• **Qué hacer**:
Presenta como tabla Markdown las líneas del material desde la que contiene "893, 710, 1067]" hasta la que contiene "section-title: 第一节 发展目标与规划策略", ambas incluidas, sin las líneas en blanco. Usa dos columnas: "N.º", con el número de fila, y "Línea", con el texto de la línea.

········

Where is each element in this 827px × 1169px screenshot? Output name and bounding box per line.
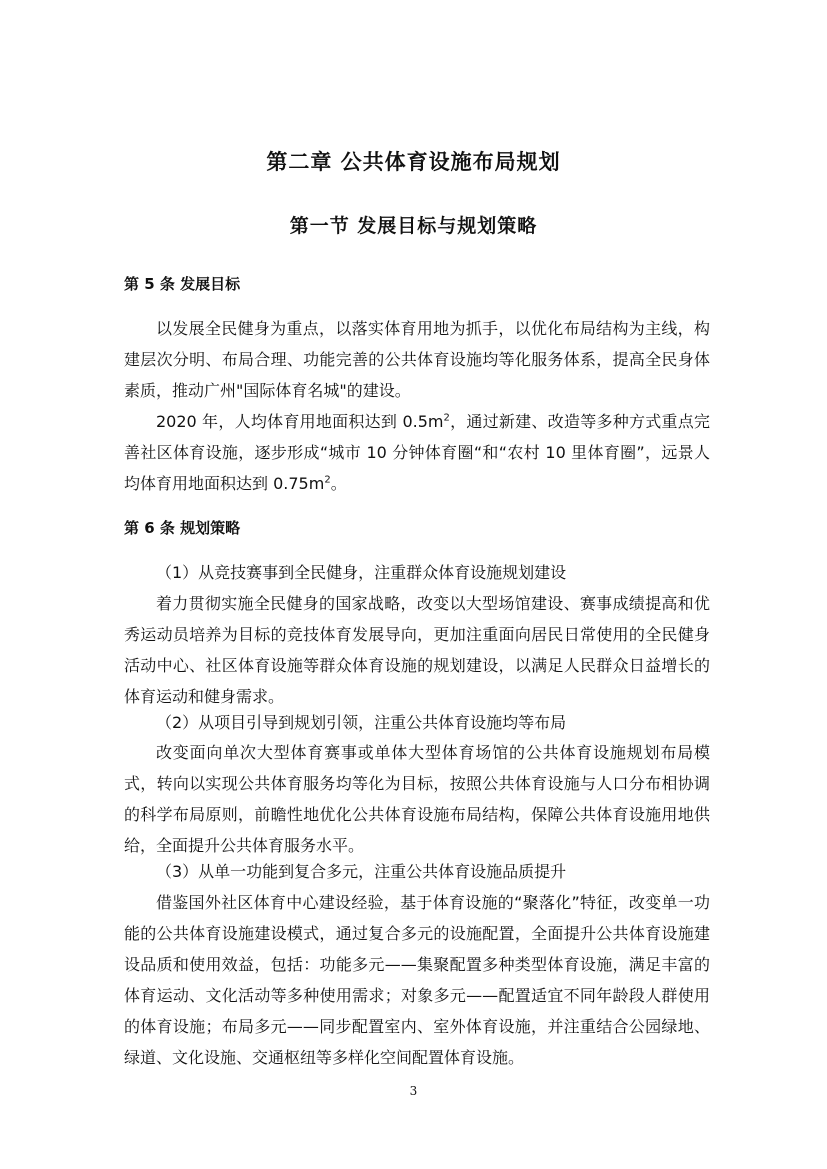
strategy-3-body: 借鉴国外社区体育中心建设经验，基于体育设施的“聚落化”特征，改变单一功能的公共体育设施建设模式，通过复合多元的设施配置，全面提升公共体育设施建设品质和使用效益，包括：功能多元——集聚配置多种类型体育设施，满足丰富的体育运动、文化活动等多种使用需求；对象多元——配置适宜不同年龄段人群使用的体育设施；布局多元——同步配置室内、室外体育设施，并注重结合公园绿地、绿道、文化设施、交通枢纽等多样化空间配置体育设施。 [124, 893, 710, 1067]
strategy-2-heading: （2）从项目引导到规划引领，注重公共体育设施均等布局 [156, 713, 567, 732]
strategy-3-heading: （3）从单一功能到复合多元，注重公共体育设施品质提升 [156, 862, 567, 881]
article-6-heading: 第 6 条 规划策略 [124, 519, 241, 537]
article-5-heading: 第 5 条 发展目标 [124, 275, 241, 293]
section-title: 第一节 发展目标与规划策略 [289, 215, 538, 237]
strategy-1-heading: （1）从竞技赛事到全民健身，注重群众体育设施规划建设 [156, 563, 567, 582]
strategy-2-body: 改变面向单次大型体育赛事或单体大型体育场馆的公共体育设施规划布局模式，转向以实现公共体育服务均等化为目标，按照公共体育设施与人口分布相协调的科学布局原则，前瞻性地优化公共体育设施布局结构，保障公共体育设施用地供给，全面提升公共体育服务水平。 [124, 743, 710, 855]
article-5-paragraph-1: 以发展全民健身为重点，以落实体育用地为抓手，以优化布局结构为主线，构建层次分明、布局合理、功能完善的公共体育设施均等化服务体系，提高全民身体素质，推动广州"国际体育名城"的建设。 [124, 319, 710, 400]
chapter-title: 第二章 公共体育设施布局规划 [266, 150, 561, 174]
strategy-1-body: 着力贯彻实施全民健身的国家战略，改变以大型场馆建设、赛事成绩提高和优秀运动员培养为目标的竞技体育发展导向，更加注重面向居民日常使用的全民健身活动中心、社区体育设施等群众体育设施的规划建设，以满足人民群众日益增长的体育运动和健身需求。 [124, 594, 710, 706]
article-5-paragraph-2: 2020 年，人均体育用地面积达到 $0.5m^2$，通过新建、改造等多种方式重点完善社区体育设施，逐步形成“城市 10 分钟体育圈“和“农村 10 里体育圈”，远景人均体育用地面积达到 $0.75m^2$。 [124, 412, 710, 493]
page-number: 3 [409, 1084, 418, 1098]
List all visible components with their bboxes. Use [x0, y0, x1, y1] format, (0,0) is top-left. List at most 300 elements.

········

• **Resultado**:
| N.º | Línea |
|---|---|
| 1 | strategy-3-body: 借鉴国外社区体育中心建设经验，基于体育设施的“聚落化”特征，改变单一功能的公共体育设施建设模式，通过复合多元的设施配置，全面提升公共体育设施建设品质和使用效益，包括：功能多元——集聚配置多种类型体育设施，满足丰富的体育运动、文化活动等多种使用需求；对象多元——配置适宜不同年龄段人群使用的体育设施；布局多元——同步配置室内、室外体育设施，并注重结合公园绿地、绿道、文化设施、交通枢纽等多样化空间配置体育设施。 [124, 893, 710, 1067] |
| 2 | strategy-2-heading: （2）从项目引导到规划引领，注重公共体育设施均等布局 [156, 713, 567, 732] |
| 3 | strategy-3-heading: （3）从单一功能到复合多元，注重公共体育设施品质提升 [156, 862, 567, 881] |
| 4 | article-6-heading: 第 6 条 规划策略 [124, 519, 241, 537] |
| 5 | article-5-heading: 第 5 条 发展目标 [124, 275, 241, 293] |
| 6 | section-title: 第一节 发展目标与规划策略 [289, 215, 538, 237] |